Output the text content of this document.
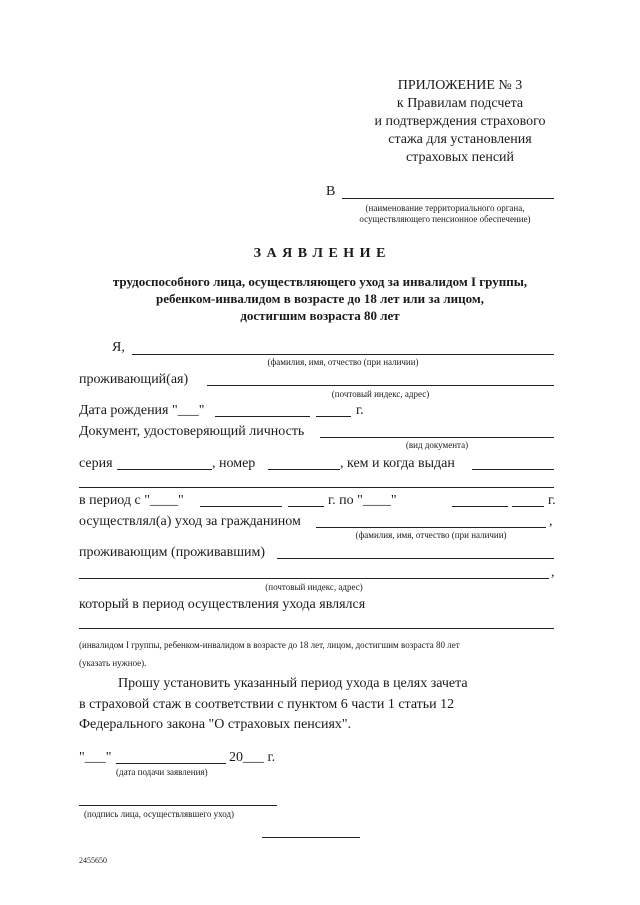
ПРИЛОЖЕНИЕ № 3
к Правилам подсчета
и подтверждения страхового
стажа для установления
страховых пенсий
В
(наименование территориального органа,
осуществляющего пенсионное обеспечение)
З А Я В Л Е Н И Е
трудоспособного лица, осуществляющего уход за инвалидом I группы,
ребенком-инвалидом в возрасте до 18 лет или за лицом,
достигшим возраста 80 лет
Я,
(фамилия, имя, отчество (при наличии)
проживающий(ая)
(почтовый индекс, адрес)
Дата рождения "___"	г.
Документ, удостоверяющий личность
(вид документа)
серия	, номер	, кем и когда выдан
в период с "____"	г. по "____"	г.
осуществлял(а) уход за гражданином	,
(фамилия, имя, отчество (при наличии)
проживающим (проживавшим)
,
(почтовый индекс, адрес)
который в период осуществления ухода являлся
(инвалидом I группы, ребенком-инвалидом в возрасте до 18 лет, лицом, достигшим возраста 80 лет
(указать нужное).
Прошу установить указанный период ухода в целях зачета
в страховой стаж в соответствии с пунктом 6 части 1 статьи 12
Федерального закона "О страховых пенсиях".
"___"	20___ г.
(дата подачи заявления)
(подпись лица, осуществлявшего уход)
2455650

§ TASK TO COMPLETE: Return each line with "ребенком".

§ WRITTEN REPLY:
ребенком-инвалидом в возрасте до 18 лет или за лицом,
(инвалидом I группы, ребенком-инвалидом в возрасте до 18 лет, лицом, достигшим возраста 80 лет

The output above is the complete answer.